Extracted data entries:
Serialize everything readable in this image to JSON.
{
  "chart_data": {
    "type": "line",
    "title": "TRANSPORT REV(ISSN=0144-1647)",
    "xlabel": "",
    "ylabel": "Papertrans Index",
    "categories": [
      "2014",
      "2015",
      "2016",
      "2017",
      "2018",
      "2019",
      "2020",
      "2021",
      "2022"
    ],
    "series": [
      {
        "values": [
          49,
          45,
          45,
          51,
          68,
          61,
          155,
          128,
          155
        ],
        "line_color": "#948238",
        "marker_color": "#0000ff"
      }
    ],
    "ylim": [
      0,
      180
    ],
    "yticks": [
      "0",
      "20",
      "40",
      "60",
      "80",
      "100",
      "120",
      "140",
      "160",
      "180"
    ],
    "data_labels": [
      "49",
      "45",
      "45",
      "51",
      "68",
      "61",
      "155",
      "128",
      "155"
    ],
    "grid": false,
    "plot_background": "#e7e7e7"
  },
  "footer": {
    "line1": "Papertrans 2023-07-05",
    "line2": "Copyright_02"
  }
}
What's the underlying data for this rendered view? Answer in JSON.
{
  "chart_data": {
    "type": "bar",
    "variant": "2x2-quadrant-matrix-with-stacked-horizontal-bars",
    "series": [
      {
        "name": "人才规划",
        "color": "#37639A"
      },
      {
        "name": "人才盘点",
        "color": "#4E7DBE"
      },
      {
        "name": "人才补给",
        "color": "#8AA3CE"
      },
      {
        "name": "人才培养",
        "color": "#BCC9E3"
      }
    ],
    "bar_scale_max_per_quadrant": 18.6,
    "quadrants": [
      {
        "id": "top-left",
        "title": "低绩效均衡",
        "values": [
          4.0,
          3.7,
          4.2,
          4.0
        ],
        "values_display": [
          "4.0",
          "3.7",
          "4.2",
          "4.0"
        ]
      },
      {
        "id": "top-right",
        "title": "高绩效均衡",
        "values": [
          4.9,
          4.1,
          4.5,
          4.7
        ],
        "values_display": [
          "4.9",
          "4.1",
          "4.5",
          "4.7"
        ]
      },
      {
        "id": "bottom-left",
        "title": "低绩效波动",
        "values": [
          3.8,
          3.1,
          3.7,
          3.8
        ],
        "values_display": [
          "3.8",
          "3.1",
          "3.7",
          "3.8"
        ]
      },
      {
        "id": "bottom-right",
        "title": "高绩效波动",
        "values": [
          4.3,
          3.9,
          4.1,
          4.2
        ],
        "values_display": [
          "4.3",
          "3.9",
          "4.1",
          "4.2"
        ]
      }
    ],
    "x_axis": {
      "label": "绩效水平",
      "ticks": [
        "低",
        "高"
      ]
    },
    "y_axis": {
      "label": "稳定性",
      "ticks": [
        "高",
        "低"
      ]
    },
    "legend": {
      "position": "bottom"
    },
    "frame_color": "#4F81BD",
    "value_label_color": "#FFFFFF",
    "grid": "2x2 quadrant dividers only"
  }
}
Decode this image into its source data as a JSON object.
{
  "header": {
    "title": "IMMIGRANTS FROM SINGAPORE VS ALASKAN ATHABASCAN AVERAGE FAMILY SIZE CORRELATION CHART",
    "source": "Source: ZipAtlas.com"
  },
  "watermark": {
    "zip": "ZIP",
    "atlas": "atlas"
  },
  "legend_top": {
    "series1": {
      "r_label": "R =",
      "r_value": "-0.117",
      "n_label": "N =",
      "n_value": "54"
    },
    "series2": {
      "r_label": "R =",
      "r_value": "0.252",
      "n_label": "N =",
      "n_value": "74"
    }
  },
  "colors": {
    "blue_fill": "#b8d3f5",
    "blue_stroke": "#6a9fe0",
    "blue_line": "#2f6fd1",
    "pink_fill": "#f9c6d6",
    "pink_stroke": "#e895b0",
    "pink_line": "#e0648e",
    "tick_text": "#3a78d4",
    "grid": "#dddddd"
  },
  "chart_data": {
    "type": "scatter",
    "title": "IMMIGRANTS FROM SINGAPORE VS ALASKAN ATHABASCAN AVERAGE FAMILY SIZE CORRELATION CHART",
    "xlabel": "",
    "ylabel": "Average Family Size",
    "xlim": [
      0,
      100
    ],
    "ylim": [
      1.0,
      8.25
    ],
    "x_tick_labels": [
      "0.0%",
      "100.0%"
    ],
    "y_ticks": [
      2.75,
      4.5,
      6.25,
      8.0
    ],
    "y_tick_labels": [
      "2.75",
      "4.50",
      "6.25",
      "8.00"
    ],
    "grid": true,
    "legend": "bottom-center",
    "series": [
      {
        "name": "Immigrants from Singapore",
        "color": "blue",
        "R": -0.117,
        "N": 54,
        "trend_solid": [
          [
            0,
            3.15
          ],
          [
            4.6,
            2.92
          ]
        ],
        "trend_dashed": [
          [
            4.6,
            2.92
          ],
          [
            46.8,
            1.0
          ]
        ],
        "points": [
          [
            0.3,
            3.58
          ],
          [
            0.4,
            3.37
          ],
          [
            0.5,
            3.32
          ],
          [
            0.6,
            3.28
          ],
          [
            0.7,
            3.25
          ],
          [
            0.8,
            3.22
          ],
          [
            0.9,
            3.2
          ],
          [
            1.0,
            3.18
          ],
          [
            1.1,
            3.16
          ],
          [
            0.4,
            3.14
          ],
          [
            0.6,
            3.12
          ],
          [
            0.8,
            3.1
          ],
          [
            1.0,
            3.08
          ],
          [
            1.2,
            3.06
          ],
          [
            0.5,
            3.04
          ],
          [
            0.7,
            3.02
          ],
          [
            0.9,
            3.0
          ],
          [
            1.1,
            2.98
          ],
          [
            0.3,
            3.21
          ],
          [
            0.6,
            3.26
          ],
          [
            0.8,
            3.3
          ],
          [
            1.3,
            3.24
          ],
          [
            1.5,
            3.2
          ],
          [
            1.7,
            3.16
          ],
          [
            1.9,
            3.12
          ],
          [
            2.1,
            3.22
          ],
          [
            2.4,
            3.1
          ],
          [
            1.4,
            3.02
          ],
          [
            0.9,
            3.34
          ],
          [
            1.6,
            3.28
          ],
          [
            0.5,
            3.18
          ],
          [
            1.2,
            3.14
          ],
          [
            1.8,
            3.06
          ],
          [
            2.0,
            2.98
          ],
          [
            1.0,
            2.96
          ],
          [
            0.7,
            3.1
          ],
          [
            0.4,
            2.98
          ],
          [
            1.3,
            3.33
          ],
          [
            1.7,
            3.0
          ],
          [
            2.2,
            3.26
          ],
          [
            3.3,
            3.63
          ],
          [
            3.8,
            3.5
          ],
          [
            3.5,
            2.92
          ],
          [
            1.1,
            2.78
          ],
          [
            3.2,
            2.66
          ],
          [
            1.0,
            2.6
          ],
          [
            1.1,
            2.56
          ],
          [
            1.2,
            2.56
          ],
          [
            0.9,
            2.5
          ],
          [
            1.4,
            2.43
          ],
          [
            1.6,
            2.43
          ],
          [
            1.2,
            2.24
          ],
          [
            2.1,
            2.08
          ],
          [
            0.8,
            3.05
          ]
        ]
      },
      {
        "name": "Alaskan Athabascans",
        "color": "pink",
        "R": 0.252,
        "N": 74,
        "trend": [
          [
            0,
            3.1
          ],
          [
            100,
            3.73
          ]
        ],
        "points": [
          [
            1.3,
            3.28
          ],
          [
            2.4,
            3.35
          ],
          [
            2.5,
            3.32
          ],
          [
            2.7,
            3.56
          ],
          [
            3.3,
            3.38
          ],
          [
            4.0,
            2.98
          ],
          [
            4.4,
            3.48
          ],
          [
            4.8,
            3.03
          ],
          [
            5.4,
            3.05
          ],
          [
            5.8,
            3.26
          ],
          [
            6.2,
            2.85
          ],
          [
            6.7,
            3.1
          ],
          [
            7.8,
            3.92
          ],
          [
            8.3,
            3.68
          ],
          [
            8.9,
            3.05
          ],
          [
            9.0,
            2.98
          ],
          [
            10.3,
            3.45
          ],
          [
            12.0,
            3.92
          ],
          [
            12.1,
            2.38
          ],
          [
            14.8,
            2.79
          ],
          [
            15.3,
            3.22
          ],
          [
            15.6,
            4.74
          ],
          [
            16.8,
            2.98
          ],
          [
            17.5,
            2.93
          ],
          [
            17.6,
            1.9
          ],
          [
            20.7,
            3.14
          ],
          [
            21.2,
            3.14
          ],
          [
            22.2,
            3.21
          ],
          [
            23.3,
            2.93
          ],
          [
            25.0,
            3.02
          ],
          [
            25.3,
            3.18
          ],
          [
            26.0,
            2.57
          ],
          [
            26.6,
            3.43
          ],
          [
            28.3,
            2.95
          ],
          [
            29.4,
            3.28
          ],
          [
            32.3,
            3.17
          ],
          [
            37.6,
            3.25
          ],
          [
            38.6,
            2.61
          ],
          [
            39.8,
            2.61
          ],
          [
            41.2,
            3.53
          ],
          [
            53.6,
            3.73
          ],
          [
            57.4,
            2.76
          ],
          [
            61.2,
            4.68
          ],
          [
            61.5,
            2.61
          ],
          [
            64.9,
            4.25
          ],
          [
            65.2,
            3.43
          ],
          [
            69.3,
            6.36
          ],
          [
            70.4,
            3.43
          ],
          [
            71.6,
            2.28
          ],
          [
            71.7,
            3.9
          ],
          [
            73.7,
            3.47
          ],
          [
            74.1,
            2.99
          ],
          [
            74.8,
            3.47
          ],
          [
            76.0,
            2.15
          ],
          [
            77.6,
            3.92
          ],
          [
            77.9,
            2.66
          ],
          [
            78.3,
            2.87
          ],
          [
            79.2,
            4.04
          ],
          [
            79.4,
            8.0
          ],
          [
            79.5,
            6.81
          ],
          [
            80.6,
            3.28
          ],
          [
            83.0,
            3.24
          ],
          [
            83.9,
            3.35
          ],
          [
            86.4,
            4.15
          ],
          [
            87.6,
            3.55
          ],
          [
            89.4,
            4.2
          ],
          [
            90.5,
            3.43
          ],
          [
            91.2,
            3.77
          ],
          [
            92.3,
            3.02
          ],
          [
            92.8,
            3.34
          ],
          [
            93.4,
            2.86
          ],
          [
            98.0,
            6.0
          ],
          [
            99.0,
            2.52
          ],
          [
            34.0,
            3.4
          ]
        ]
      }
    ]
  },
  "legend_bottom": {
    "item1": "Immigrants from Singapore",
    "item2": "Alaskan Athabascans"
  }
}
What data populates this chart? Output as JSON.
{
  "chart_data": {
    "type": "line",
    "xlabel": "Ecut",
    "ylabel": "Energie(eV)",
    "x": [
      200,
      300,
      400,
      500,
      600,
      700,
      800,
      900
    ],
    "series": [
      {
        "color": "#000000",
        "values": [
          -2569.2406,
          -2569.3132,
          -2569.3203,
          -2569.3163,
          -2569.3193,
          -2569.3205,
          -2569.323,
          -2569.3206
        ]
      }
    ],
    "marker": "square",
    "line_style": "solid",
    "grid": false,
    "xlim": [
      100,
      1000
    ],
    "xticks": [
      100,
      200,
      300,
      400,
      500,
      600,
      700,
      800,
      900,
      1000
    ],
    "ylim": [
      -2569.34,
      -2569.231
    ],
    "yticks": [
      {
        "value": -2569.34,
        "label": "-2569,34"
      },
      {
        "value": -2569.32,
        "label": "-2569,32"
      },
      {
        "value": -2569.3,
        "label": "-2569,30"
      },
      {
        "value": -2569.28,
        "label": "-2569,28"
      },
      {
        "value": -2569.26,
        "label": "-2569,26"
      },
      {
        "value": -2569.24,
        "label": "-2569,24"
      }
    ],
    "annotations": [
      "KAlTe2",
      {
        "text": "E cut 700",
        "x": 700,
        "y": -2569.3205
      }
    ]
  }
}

Aim: Collect each line above holding the string "type".

Answer:
    "type": "line",
    "type": "bar",
    "type": "scatter",
    "type": "line",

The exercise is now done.